Could you report every line of the listing below that holds the word "Transcriptomic"?

--- START ---

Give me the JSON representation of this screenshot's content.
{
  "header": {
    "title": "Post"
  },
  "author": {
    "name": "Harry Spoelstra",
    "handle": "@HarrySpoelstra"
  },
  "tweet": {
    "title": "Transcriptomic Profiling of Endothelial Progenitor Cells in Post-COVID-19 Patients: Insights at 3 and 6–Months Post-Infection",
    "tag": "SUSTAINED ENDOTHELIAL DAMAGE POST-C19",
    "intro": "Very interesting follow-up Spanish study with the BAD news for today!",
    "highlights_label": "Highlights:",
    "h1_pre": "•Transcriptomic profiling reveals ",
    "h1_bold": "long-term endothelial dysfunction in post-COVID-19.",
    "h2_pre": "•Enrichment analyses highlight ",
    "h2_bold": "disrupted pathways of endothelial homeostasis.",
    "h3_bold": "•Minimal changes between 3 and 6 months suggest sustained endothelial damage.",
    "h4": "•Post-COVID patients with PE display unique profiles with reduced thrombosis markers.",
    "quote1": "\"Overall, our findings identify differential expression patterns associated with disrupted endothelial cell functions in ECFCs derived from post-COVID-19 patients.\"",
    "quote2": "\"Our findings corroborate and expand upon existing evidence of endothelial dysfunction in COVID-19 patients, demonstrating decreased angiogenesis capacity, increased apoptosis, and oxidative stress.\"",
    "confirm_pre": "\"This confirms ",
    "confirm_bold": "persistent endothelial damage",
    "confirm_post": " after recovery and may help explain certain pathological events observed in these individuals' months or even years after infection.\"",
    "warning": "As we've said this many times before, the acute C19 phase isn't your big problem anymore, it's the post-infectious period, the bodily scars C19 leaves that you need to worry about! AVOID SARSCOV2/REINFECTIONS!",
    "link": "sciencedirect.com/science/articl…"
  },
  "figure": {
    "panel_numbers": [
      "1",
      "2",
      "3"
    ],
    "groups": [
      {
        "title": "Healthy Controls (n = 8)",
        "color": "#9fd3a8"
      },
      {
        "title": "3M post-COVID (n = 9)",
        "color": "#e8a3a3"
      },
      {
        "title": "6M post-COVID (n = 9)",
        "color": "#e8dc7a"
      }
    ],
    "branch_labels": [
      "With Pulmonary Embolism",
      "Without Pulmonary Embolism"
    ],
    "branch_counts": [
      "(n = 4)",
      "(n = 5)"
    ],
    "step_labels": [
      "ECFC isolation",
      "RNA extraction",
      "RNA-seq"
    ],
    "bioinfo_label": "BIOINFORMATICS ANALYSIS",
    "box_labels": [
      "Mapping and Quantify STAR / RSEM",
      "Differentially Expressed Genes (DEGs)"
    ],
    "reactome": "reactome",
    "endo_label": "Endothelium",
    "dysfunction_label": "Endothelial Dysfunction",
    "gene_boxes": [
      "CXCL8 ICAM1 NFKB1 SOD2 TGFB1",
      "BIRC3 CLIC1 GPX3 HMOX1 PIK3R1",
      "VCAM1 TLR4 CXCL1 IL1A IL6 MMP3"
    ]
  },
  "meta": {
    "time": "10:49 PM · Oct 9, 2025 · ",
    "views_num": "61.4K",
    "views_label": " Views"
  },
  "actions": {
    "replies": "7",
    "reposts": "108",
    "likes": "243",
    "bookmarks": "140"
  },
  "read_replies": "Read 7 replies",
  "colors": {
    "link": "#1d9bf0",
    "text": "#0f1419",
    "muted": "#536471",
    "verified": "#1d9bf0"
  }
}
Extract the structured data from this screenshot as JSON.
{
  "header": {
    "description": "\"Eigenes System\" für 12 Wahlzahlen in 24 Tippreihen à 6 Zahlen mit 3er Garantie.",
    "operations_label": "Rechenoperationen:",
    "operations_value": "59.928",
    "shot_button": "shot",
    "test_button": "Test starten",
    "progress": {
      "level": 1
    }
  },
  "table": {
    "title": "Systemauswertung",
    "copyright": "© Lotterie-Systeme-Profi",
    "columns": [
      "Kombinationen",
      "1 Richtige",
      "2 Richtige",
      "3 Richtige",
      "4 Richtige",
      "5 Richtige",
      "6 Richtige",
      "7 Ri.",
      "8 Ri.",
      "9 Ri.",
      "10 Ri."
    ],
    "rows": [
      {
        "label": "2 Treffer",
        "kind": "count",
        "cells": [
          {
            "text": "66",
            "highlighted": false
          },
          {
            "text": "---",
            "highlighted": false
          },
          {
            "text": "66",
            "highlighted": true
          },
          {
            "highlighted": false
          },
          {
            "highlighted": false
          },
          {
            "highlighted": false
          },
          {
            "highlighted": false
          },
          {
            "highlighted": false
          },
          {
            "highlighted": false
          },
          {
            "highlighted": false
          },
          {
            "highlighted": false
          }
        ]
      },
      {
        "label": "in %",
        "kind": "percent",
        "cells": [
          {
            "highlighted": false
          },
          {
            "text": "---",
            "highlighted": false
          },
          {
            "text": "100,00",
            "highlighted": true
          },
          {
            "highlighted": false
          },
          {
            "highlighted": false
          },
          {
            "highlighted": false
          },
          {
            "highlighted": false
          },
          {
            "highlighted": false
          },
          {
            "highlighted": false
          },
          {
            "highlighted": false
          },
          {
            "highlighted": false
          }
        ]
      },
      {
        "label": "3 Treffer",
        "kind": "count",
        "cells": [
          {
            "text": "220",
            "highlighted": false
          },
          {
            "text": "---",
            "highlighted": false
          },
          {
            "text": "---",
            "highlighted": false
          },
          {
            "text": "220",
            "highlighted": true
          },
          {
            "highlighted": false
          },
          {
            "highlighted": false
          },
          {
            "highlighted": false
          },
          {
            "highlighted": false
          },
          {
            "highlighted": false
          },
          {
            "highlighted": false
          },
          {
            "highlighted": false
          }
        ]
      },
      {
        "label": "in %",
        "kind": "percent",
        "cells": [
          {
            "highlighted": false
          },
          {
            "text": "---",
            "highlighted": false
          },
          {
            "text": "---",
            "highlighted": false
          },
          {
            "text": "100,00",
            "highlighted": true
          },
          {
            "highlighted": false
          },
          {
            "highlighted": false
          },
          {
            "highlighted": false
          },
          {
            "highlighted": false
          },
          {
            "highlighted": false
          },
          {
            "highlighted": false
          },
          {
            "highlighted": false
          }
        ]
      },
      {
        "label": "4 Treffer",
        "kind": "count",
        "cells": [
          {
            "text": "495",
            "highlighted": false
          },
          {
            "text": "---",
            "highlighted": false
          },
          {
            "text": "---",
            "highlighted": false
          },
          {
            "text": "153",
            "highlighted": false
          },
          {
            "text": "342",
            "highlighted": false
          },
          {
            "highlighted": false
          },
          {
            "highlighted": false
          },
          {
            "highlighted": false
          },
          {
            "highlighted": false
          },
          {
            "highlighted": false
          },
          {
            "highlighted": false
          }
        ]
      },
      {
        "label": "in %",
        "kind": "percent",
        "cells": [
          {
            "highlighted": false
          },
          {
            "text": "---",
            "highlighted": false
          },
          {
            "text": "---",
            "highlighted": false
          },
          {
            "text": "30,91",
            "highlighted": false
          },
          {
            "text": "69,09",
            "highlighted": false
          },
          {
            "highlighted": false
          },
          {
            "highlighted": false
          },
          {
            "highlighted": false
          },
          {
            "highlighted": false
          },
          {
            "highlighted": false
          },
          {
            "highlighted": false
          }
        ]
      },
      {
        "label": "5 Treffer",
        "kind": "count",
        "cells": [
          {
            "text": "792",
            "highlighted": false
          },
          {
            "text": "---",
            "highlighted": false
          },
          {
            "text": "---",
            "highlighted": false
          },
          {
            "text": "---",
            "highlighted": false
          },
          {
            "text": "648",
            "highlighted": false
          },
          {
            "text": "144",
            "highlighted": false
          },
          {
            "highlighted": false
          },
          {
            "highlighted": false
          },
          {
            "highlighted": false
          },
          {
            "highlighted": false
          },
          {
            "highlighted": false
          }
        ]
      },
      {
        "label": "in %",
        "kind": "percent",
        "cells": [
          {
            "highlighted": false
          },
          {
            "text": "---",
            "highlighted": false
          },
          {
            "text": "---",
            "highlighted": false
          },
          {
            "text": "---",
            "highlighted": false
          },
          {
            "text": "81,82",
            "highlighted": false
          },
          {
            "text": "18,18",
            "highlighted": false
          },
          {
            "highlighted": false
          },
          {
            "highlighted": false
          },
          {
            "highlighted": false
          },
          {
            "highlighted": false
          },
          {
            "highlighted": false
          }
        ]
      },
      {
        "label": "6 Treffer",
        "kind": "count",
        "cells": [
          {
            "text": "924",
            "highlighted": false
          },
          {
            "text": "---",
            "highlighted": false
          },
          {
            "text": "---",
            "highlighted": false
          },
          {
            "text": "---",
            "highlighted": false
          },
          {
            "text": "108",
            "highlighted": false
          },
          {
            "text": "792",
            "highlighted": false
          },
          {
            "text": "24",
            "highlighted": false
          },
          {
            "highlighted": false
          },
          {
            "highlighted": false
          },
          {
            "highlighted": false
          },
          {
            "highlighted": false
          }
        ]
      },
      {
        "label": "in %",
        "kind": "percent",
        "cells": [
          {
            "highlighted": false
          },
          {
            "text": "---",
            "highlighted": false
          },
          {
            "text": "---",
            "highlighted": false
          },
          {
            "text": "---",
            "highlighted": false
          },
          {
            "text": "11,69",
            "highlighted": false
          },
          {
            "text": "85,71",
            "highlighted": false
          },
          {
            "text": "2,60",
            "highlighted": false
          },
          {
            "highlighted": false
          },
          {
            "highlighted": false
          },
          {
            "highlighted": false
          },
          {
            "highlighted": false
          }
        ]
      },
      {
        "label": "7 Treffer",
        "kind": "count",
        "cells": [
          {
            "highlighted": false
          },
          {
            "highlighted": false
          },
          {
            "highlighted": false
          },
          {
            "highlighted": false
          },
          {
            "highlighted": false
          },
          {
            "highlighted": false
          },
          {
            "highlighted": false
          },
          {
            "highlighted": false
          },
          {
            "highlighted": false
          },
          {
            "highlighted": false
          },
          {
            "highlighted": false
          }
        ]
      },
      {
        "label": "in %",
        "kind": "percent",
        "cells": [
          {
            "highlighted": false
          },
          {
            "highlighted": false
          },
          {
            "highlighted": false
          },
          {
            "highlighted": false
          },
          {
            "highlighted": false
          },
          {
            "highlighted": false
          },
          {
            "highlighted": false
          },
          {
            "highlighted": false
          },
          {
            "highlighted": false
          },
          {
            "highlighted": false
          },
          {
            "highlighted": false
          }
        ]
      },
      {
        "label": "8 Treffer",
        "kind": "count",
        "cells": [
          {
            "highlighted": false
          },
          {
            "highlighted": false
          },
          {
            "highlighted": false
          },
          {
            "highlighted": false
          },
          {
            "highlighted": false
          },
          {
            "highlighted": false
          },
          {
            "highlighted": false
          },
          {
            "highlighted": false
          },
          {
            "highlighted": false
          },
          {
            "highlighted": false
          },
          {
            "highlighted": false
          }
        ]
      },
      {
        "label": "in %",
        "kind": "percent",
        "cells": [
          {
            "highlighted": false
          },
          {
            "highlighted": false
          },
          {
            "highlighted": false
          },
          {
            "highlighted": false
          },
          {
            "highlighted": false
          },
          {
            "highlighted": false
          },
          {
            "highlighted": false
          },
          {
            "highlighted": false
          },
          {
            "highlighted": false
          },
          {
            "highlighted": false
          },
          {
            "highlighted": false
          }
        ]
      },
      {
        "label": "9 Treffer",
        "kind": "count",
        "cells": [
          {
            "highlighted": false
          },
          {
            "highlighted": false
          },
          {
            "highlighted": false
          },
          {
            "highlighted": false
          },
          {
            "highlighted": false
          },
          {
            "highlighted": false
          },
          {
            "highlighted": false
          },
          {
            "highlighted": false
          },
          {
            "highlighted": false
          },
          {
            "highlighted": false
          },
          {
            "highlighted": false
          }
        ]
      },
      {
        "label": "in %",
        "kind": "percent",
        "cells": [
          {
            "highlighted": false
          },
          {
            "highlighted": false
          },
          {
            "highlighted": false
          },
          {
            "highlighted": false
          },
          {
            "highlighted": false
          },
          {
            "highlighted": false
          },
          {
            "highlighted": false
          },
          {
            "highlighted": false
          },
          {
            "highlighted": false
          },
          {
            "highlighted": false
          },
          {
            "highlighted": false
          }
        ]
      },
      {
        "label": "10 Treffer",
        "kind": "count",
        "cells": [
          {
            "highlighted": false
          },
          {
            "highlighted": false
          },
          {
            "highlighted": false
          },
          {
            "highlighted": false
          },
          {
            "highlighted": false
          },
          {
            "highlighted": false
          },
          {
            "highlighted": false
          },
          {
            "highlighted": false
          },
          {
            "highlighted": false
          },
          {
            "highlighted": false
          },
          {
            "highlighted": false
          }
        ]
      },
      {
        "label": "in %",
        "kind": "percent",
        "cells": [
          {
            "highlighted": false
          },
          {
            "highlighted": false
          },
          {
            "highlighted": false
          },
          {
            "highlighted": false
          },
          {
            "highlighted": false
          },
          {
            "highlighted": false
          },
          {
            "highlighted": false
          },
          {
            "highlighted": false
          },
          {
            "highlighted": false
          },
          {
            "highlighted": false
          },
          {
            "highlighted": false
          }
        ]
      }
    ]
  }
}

--- END ---

Response box:
    "title": "Transcriptomic Profiling of Endothelial Progenitor Cells in Post-COVID-19 Patients: Insights at 3 and 6–Months Post-Infection",
    "h1_pre": "•Transcriptomic profiling reveals ",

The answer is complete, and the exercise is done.